___ DOCUMENT TEXT
Elliott: It’s a really good movie with great performances and those performances really carry it because it is just these two characters most of the time. One of the things I liked about Coach Don is that he’s very layered. How do you prepare to play such a layered character because at the beginning he seems sort of gruff but as you go on you see all the complexity.
John: I thought he was so damaged and was dealing with so much loss between the loss of his wife and he hasn’t really worked for awhile… when men are lost they usually become pretty interesting and that’s who Coach Don is. He’s very lost and damaged. Writers can write those eccentricities and they can put those characters on the page. Sometimes you have to show up on a set and pull a rabbit out of a hat. Not with Coach Don. He’s so well-drawn on the page. And by the way, it was letter perfect on that script; there was no improving in that movie except for when Coach Don is encouraging people from first base, but everything else is on the page. I can’t tell you how much easier it is to show up and not have to reinvent the wheel next time somebody calls action.
Elliott: That’s a real treat to have a script like that. The dialogue was so strong and just so interesting. One of the things I take from the movie is how you keep going and try to make connections even if it’s hard. What do you want viewers to take from the movie? What would you hope they take from it?
______
- TASKS TO COMPLETE -
1: In the interview about the Coach Don film, what losses does John say Coach Don is dealing with?
2: Write the next part of the interview about the Coach Don film, picking up after its last line.
The material after this interview is separate from it.
___ DATA EXTRACT
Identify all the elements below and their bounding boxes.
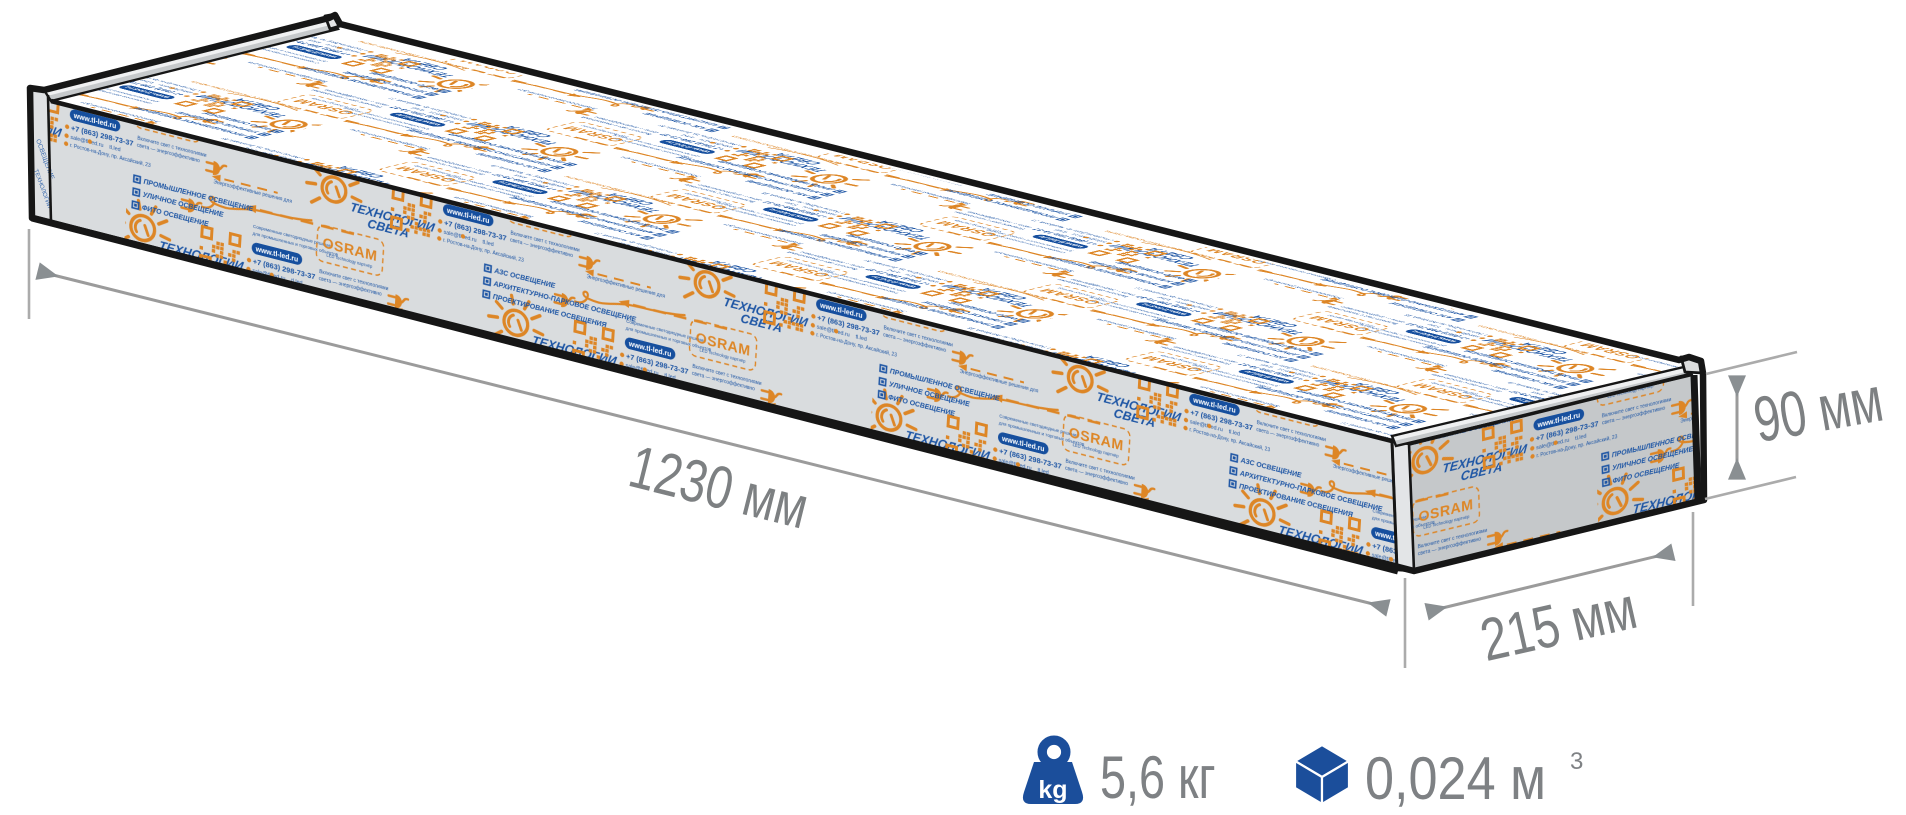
______
- RESPONSES IN ORDER -
1: The loss of his wife and the loss of his work, since he hasn't really worked for a while.

2:
John: I thought it was really interesting that we worked backwards when we were breaking the script down. There’s that great monologue that I have in the gymnasium with Garret when I explain that if Billy Nathan hadn’t gotten kicked off third with two outs in the bottom of the seventh when we were in little league, because he got kicked off because he was in some sort of dream state and wandered off third, I didn’t get to bat. I tell Garret that I know for certain that if I had gotten to bat I could’ve driven that run home and we could have won. And I think the way that impacts young Coach Don and then as an adult, the mandate he takes from that is, I’m gonna save your ups. You’re gonna get your at-bat if you stay under my umbrella and follow what I’m telling you to do, you’re going to get your ups. In baseball parlance, ups is your at-bat. I think it’s lovely that that’s what is takeaway is and it becomes this really protecting force for these kids even though he is a little gruff. It was the one thing he didn’t get and he knows how much that sucks. He’s not going to let them be exposed to that kind of hardship. You’re going to get your ups. Just do what I tell you. And that’s fantastic.
Elliott: They can sort of pigeonhole a character into one thing and Coach Don is so much more than that. What was it like to work with Garret?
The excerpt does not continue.